Description of the task -
The expected answer is every line from the material below that has the word "JSON".

═══

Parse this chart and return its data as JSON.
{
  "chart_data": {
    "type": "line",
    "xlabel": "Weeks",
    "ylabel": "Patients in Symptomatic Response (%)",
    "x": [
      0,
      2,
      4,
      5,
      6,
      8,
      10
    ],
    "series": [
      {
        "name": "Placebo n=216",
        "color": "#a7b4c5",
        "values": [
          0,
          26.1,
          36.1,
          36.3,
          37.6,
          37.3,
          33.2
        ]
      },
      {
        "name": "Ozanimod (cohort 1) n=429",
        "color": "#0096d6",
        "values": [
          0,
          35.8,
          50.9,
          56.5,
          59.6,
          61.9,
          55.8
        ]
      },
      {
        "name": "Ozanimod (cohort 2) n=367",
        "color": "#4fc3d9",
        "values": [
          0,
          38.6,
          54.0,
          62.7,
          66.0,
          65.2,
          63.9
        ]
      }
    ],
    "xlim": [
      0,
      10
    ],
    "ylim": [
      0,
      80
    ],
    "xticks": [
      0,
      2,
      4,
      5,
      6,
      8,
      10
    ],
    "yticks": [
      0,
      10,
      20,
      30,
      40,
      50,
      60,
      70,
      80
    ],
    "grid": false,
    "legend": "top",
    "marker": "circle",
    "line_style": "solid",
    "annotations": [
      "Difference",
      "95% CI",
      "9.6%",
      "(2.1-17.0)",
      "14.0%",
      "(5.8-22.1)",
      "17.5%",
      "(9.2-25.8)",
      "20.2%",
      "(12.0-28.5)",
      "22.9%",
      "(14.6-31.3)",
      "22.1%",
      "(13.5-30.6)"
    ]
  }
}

═══

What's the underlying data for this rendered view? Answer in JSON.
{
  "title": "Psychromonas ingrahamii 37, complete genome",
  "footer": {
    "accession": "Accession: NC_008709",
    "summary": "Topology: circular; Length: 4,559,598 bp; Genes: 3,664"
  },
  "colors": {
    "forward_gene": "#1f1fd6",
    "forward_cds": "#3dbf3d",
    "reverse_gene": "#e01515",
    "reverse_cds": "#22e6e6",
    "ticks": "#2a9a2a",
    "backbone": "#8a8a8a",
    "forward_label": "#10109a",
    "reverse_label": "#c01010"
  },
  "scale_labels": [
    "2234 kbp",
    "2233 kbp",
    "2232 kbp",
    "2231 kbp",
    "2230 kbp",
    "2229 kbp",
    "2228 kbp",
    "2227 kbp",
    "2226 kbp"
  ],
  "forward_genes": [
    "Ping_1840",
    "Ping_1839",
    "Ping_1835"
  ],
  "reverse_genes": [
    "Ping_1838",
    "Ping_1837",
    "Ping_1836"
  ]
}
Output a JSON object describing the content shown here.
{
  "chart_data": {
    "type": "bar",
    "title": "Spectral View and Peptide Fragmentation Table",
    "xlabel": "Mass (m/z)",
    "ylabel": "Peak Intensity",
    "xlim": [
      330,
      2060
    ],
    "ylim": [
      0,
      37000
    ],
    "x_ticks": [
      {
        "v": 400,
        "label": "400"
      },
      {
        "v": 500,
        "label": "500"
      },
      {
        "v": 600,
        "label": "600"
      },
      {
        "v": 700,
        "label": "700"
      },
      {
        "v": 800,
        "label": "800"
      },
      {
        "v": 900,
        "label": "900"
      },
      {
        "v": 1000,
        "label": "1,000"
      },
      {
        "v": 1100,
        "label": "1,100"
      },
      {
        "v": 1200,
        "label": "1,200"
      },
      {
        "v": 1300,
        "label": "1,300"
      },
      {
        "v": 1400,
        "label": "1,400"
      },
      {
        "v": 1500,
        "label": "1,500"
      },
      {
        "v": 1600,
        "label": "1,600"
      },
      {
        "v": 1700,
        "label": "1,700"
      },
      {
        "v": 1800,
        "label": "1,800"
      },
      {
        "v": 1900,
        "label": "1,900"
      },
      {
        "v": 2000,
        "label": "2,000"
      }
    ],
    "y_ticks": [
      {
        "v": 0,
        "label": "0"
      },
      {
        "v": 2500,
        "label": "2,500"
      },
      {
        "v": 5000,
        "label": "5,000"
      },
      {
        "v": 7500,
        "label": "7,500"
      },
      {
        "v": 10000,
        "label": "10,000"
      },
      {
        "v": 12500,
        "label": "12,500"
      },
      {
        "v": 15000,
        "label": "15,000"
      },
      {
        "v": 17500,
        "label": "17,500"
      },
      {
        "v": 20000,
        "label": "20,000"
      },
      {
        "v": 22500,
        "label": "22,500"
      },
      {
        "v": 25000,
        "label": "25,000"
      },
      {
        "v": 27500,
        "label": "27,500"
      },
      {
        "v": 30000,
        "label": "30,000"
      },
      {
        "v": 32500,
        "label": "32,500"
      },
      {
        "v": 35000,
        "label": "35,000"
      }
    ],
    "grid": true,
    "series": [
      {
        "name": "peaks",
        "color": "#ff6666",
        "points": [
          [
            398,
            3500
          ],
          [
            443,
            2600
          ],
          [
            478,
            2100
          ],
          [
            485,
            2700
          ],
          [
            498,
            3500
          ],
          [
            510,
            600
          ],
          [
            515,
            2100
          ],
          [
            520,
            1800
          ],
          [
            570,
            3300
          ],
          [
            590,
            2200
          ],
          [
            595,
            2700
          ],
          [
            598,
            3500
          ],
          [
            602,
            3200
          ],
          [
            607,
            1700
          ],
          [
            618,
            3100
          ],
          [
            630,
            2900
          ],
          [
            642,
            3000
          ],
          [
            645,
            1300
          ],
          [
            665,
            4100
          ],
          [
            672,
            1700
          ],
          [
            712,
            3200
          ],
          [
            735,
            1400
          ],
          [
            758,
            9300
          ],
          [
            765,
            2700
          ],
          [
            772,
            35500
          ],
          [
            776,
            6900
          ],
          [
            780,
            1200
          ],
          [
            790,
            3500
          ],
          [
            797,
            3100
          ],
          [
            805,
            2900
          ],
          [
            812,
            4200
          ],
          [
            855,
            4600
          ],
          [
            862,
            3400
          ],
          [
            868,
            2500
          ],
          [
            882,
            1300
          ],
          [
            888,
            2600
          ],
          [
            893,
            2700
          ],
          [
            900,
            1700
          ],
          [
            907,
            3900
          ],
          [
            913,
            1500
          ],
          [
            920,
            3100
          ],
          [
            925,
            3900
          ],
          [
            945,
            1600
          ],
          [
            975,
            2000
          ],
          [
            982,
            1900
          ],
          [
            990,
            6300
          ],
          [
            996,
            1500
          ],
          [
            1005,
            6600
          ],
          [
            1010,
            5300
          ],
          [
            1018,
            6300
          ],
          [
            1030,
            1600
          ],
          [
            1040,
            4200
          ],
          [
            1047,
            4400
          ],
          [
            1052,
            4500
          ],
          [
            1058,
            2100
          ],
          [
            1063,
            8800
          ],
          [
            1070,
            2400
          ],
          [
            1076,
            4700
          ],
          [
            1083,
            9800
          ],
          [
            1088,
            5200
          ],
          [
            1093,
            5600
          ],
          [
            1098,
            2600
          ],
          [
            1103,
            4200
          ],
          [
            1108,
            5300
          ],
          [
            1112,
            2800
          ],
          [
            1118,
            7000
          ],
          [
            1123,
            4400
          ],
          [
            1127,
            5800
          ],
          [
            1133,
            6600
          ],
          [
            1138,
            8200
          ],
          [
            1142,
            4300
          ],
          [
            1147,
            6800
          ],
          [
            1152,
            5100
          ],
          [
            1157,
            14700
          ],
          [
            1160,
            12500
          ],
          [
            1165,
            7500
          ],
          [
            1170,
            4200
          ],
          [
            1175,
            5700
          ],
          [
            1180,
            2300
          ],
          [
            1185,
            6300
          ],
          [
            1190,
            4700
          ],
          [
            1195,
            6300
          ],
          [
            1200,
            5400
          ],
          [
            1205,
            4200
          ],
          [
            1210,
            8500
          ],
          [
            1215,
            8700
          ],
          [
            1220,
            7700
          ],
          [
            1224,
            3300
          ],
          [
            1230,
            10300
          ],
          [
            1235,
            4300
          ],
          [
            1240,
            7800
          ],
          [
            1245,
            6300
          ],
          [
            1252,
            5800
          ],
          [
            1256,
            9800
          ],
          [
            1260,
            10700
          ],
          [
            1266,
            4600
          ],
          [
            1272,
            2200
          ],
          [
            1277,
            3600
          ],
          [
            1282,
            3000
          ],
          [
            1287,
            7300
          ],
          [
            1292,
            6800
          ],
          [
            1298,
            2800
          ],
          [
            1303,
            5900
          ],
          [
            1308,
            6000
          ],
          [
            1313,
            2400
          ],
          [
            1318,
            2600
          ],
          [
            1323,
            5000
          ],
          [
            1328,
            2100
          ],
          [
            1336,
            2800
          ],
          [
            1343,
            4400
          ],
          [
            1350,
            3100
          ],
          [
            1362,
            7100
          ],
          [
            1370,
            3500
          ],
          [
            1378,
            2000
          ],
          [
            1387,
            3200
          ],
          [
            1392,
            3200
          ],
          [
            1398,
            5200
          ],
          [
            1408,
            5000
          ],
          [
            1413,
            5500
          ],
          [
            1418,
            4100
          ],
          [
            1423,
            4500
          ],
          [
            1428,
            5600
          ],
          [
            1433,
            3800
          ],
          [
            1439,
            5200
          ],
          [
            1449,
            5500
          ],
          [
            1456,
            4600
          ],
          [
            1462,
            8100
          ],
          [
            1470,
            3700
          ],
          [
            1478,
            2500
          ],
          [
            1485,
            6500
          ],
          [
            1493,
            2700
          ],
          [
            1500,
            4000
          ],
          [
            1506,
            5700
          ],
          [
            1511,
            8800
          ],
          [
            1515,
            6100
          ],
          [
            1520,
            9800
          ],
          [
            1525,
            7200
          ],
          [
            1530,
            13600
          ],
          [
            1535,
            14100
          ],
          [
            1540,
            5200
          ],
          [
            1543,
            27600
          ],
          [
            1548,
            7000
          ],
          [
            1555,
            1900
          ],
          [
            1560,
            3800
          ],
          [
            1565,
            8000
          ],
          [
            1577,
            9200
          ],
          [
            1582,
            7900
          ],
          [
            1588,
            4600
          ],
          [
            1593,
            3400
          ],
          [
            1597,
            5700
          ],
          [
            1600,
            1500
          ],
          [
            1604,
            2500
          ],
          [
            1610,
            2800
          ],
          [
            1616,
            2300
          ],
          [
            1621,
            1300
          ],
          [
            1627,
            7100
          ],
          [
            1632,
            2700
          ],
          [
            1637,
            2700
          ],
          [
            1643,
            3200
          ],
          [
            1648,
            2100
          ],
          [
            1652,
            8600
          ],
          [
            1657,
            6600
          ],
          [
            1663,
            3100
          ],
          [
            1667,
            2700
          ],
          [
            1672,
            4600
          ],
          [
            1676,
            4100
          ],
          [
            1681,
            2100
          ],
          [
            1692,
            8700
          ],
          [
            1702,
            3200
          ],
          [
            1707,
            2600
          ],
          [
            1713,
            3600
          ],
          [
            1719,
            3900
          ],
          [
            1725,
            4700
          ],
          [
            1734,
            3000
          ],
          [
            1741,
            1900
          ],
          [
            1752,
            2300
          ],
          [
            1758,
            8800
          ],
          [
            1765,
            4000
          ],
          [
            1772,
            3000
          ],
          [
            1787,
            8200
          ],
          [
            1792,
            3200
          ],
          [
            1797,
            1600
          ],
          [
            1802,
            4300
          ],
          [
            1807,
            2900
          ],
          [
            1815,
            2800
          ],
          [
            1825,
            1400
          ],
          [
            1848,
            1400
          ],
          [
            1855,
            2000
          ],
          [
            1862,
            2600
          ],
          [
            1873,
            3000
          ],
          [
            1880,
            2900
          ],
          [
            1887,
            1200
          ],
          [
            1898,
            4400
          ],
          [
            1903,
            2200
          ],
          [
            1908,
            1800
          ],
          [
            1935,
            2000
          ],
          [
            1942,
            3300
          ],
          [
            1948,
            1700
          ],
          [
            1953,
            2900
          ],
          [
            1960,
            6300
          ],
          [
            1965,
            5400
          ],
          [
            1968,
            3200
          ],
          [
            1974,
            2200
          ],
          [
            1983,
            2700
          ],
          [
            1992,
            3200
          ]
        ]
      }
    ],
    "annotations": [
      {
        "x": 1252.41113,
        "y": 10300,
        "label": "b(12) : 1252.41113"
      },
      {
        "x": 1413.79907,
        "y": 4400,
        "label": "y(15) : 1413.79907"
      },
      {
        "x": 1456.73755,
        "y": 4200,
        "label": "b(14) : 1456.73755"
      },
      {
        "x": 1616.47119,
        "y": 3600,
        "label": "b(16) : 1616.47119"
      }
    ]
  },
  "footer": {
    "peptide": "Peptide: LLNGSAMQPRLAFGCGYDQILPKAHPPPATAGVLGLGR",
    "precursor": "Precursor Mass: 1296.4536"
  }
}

═══

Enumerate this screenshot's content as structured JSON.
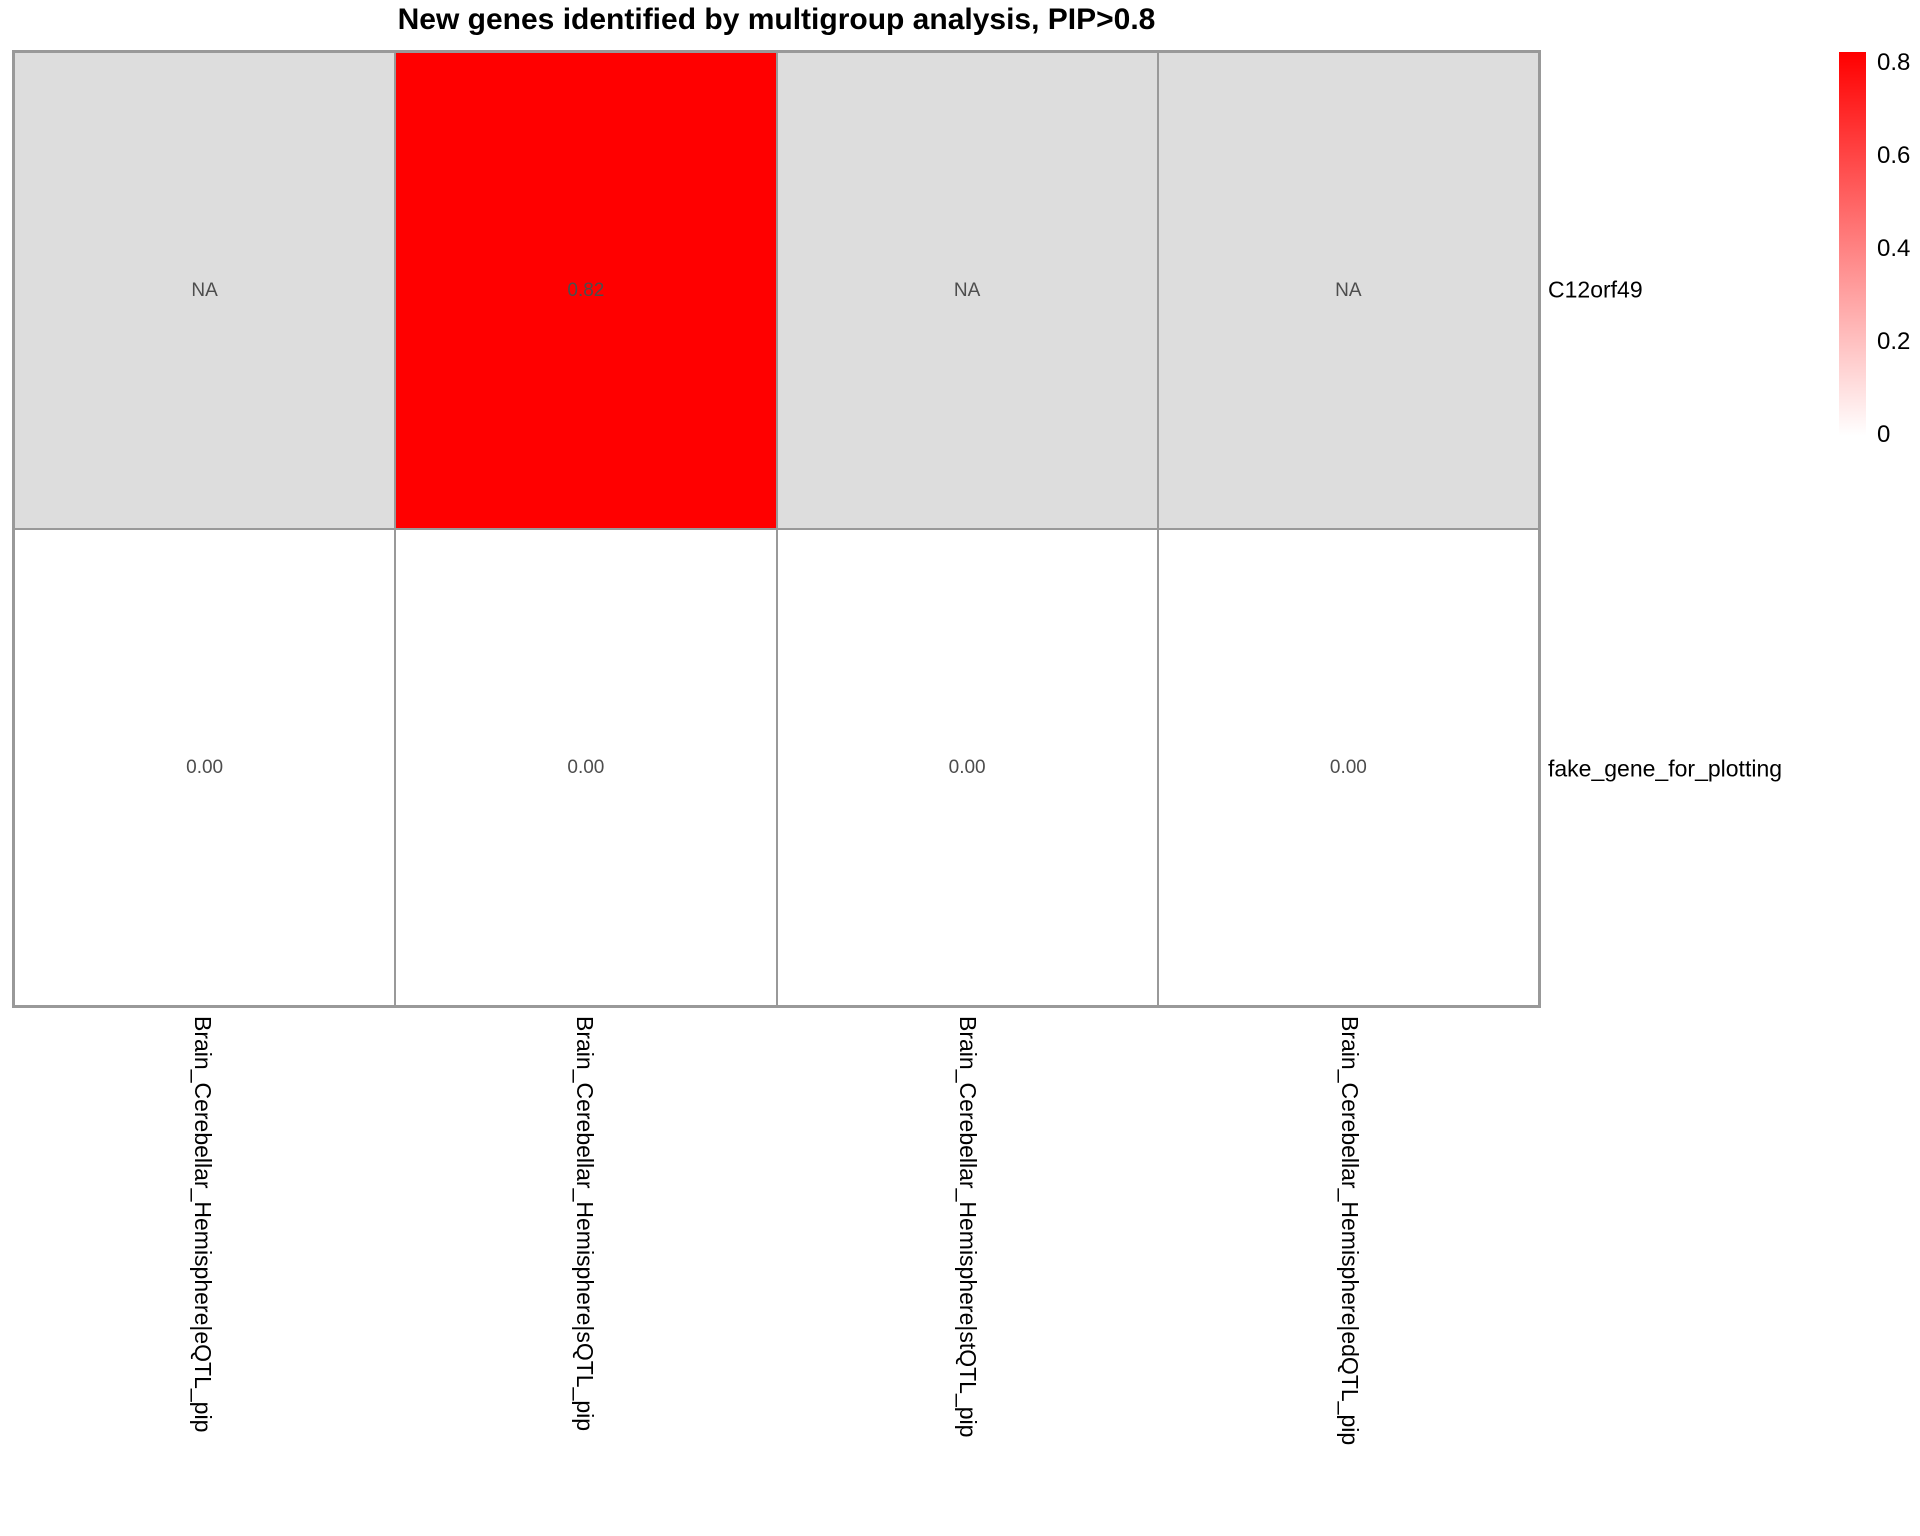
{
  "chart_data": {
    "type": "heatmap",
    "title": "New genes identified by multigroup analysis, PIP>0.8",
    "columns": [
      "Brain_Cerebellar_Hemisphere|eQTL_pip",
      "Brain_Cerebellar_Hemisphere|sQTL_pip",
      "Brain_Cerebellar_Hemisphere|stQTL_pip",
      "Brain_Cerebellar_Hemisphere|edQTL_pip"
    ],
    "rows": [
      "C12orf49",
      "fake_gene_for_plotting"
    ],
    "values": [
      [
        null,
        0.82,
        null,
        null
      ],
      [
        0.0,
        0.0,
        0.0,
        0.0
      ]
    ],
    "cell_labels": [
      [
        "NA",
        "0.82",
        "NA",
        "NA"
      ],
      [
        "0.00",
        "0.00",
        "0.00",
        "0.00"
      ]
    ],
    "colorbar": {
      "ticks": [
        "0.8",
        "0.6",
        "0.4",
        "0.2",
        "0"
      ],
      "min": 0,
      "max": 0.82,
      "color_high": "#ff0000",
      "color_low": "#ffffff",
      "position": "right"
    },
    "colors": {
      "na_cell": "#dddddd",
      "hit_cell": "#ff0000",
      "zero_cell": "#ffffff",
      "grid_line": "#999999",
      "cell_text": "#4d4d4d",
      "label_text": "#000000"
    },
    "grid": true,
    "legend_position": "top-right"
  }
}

═══

Result below -
Parse this chart and return its data as JSON.
What's the underlying data for this rendered view? Answer in JSON.
Output a JSON object describing the content shown here.
Enumerate this screenshot's content as structured JSON.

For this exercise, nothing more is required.